>> begin

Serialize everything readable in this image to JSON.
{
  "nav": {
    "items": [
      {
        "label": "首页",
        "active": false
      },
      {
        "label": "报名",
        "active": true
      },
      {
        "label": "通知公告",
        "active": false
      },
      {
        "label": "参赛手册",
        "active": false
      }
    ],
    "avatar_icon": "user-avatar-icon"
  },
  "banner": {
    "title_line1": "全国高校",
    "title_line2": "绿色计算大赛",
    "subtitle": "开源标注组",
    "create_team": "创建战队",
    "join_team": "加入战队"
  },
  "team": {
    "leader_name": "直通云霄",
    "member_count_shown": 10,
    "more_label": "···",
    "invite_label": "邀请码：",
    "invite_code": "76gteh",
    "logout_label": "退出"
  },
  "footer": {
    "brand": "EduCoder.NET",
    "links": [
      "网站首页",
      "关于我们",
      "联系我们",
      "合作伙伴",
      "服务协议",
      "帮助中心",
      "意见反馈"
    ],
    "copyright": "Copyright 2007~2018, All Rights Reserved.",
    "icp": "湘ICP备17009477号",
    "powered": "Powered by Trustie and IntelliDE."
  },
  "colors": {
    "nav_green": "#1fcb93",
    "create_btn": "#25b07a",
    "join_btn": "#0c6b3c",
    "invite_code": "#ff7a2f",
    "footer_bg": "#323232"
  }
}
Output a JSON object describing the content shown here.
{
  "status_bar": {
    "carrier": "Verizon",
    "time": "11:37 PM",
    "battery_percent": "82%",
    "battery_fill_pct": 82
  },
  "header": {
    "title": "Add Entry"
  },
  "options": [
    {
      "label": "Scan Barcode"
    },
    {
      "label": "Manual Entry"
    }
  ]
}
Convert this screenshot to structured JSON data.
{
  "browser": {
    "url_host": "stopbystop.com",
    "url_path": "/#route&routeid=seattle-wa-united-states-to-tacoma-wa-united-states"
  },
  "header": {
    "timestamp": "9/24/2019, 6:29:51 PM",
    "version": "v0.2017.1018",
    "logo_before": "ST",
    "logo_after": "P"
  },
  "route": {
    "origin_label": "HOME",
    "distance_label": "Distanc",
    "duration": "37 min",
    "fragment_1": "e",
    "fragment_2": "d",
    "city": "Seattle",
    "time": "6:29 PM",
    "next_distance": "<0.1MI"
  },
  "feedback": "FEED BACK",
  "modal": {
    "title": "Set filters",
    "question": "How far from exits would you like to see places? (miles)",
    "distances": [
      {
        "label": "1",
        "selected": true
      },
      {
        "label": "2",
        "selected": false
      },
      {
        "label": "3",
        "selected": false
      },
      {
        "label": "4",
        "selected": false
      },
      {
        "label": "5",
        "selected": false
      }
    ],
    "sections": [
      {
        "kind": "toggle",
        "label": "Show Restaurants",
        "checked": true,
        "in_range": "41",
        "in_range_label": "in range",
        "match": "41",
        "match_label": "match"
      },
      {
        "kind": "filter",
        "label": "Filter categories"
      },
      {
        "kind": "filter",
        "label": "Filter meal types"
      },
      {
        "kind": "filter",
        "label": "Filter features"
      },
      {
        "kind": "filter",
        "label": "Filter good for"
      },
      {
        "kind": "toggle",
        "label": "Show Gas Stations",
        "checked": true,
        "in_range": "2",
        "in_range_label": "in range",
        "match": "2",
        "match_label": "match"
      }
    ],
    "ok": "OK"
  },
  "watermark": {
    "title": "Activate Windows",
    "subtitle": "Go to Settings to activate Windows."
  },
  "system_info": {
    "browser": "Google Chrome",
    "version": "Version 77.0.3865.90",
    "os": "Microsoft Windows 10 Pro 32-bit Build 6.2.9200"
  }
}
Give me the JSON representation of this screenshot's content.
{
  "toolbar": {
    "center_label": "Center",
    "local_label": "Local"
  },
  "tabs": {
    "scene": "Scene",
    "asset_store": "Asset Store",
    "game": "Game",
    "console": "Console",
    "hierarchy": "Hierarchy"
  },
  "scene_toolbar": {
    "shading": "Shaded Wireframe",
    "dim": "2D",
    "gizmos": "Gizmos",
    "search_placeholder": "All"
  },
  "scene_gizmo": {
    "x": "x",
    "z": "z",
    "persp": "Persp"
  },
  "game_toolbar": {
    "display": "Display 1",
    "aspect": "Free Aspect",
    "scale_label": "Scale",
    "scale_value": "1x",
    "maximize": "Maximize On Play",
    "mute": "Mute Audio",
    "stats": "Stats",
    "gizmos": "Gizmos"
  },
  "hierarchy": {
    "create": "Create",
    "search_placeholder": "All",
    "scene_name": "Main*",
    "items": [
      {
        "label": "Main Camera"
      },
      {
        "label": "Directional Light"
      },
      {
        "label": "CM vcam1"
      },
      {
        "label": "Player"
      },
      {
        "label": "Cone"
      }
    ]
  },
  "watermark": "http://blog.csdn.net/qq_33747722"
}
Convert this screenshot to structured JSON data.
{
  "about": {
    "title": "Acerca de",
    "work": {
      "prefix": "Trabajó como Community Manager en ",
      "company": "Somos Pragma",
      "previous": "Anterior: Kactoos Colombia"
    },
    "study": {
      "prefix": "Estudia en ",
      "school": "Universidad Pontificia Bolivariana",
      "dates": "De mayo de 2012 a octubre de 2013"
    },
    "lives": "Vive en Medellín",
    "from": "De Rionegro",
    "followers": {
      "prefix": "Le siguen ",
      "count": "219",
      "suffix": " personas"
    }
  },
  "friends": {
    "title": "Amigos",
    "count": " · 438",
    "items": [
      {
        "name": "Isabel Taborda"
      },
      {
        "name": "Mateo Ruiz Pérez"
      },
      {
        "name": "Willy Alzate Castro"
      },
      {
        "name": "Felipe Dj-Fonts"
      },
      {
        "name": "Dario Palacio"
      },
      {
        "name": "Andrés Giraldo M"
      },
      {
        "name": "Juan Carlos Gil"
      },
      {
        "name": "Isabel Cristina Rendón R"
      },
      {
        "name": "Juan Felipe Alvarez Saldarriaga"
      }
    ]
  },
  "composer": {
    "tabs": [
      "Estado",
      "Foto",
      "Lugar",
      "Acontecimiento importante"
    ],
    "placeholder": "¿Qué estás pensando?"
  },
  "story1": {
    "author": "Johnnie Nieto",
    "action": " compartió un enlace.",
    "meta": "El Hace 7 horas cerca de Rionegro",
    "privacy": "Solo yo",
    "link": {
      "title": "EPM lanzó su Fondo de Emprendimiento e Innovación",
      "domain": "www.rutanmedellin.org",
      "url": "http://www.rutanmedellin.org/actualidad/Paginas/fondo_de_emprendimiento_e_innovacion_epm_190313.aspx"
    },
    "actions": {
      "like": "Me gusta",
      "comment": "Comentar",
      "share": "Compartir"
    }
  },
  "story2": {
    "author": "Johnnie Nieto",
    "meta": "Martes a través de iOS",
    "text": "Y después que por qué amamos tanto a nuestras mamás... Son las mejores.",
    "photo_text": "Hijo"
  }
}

>> end

* _The request_:
Return all of the entries word for word.

* _Task solution_:
Serialize everything readable in this image to JSON.
{
  "nav": {
    "items": [
      {
        "label": "首页",
        "active": false
      },
      {
        "label": "报名",
        "active": true
      },
      {
        "label": "通知公告",
        "active": false
      },
      {
        "label": "参赛手册",
        "active": false
      }
    ],
    "avatar_icon": "user-avatar-icon"
  },
  "banner": {
    "title_line1": "全国高校",
    "title_line2": "绿色计算大赛",
    "subtitle": "开源标注组",
    "create_team": "创建战队",
    "join_team": "加入战队"
  },
  "team": {
    "leader_name": "直通云霄",
    "member_count_shown": 10,
    "more_label": "···",
    "invite_label": "邀请码：",
    "invite_code": "76gteh",
    "logout_label": "退出"
  },
  "footer": {
    "brand": "EduCoder.NET",
    "links": [
      "网站首页",
      "关于我们",
      "联系我们",
      "合作伙伴",
      "服务协议",
      "帮助中心",
      "意见反馈"
    ],
    "copyright": "Copyright 2007~2018, All Rights Reserved.",
    "icp": "湘ICP备17009477号",
    "powered": "Powered by Trustie and IntelliDE."
  },
  "colors": {
    "nav_green": "#1fcb93",
    "create_btn": "#25b07a",
    "join_btn": "#0c6b3c",
    "invite_code": "#ff7a2f",
    "footer_bg": "#323232"
  }
}
Output a JSON object describing the content shown here.
{
  "status_bar": {
    "carrier": "Verizon",
    "time": "11:37 PM",
    "battery_percent": "82%",
    "battery_fill_pct": 82
  },
  "header": {
    "title": "Add Entry"
  },
  "options": [
    {
      "label": "Scan Barcode"
    },
    {
      "label": "Manual Entry"
    }
  ]
}
Convert this screenshot to structured JSON data.
{
  "browser": {
    "url_host": "stopbystop.com",
    "url_path": "/#route&routeid=seattle-wa-united-states-to-tacoma-wa-united-states"
  },
  "header": {
    "timestamp": "9/24/2019, 6:29:51 PM",
    "version": "v0.2017.1018",
    "logo_before": "ST",
    "logo_after": "P"
  },
  "route": {
    "origin_label": "HOME",
    "distance_label": "Distanc",
    "duration": "37 min",
    "fragment_1": "e",
    "fragment_2": "d",
    "city": "Seattle",
    "time": "6:29 PM",
    "next_distance": "<0.1MI"
  },
  "feedback": "FEED BACK",
  "modal": {
    "title": "Set filters",
    "question": "How far from exits would you like to see places? (miles)",
    "distances": [
      {
        "label": "1",
        "selected": true
      },
      {
        "label": "2",
        "selected": false
      },
      {
        "label": "3",
        "selected": false
      },
      {
        "label": "4",
        "selected": false
      },
      {
        "label": "5",
        "selected": false
      }
    ],
    "sections": [
      {
        "kind": "toggle",
        "label": "Show Restaurants",
        "checked": true,
        "in_range": "41",
        "in_range_label": "in range",
        "match": "41",
        "match_label": "match"
      },
      {
        "kind": "filter",
        "label": "Filter categories"
      },
      {
        "kind": "filter",
        "label": "Filter meal types"
      },
      {
        "kind": "filter",
        "label": "Filter features"
      },
      {
        "kind": "filter",
        "label": "Filter good for"
      },
      {
        "kind": "toggle",
        "label": "Show Gas Stations",
        "checked": true,
        "in_range": "2",
        "in_range_label": "in range",
        "match": "2",
        "match_label": "match"
      }
    ],
    "ok": "OK"
  },
  "watermark": {
    "title": "Activate Windows",
    "subtitle": "Go to Settings to activate Windows."
  },
  "system_info": {
    "browser": "Google Chrome",
    "version": "Version 77.0.3865.90",
    "os": "Microsoft Windows 10 Pro 32-bit Build 6.2.9200"
  }
}
Give me the JSON representation of this screenshot's content.
{
  "toolbar": {
    "center_label": "Center",
    "local_label": "Local"
  },
  "tabs": {
    "scene": "Scene",
    "asset_store": "Asset Store",
    "game": "Game",
    "console": "Console",
    "hierarchy": "Hierarchy"
  },
  "scene_toolbar": {
    "shading": "Shaded Wireframe",
    "dim": "2D",
    "gizmos": "Gizmos",
    "search_placeholder": "All"
  },
  "scene_gizmo": {
    "x": "x",
    "z": "z",
    "persp": "Persp"
  },
  "game_toolbar": {
    "display": "Display 1",
    "aspect": "Free Aspect",
    "scale_label": "Scale",
    "scale_value": "1x",
    "maximize": "Maximize On Play",
    "mute": "Mute Audio",
    "stats": "Stats",
    "gizmos": "Gizmos"
  },
  "hierarchy": {
    "create": "Create",
    "search_placeholder": "All",
    "scene_name": "Main*",
    "items": [
      {
        "label": "Main Camera"
      },
      {
        "label": "Directional Light"
      },
      {
        "label": "CM vcam1"
      },
      {
        "label": "Player"
      },
      {
        "label": "Cone"
      }
    ]
  },
  "watermark": "http://blog.csdn.net/qq_33747722"
}
Convert this screenshot to structured JSON data.
{
  "about": {
    "title": "Acerca de",
    "work": {
      "prefix": "Trabajó como Community Manager en ",
      "company": "Somos Pragma",
      "previous": "Anterior: Kactoos Colombia"
    },
    "study": {
      "prefix": "Estudia en ",
      "school": "Universidad Pontificia Bolivariana",
      "dates": "De mayo de 2012 a octubre de 2013"
    },
    "lives": "Vive en Medellín",
    "from": "De Rionegro",
    "followers": {
      "prefix": "Le siguen ",
      "count": "219",
      "suffix": " personas"
    }
  },
  "friends": {
    "title": "Amigos",
    "count": " · 438",
    "items": [
      {
        "name": "Isabel Taborda"
      },
      {
        "name": "Mateo Ruiz Pérez"
      },
      {
        "name": "Willy Alzate Castro"
      },
      {
        "name": "Felipe Dj-Fonts"
      },
      {
        "name": "Dario Palacio"
      },
      {
        "name": "Andrés Giraldo M"
      },
      {
        "name": "Juan Carlos Gil"
      },
      {
        "name": "Isabel Cristina Rendón R"
      },
      {
        "name": "Juan Felipe Alvarez Saldarriaga"
      }
    ]
  },
  "composer": {
    "tabs": [
      "Estado",
      "Foto",
      "Lugar",
      "Acontecimiento importante"
    ],
    "placeholder": "¿Qué estás pensando?"
  },
  "story1": {
    "author": "Johnnie Nieto",
    "action": " compartió un enlace.",
    "meta": "El Hace 7 horas cerca de Rionegro",
    "privacy": "Solo yo",
    "link": {
      "title": "EPM lanzó su Fondo de Emprendimiento e Innovación",
      "domain": "www.rutanmedellin.org",
      "url": "http://www.rutanmedellin.org/actualidad/Paginas/fondo_de_emprendimiento_e_innovacion_epm_190313.aspx"
    },
    "actions": {
      "like": "Me gusta",
      "comment": "Comentar",
      "share": "Compartir"
    }
  },
  "story2": {
    "author": "Johnnie Nieto",
    "meta": "Martes a través de iOS",
    "text": "Y después que por qué amamos tanto a nuestras mamás... Son las mejores.",
    "photo_text": "Hijo"
  }
}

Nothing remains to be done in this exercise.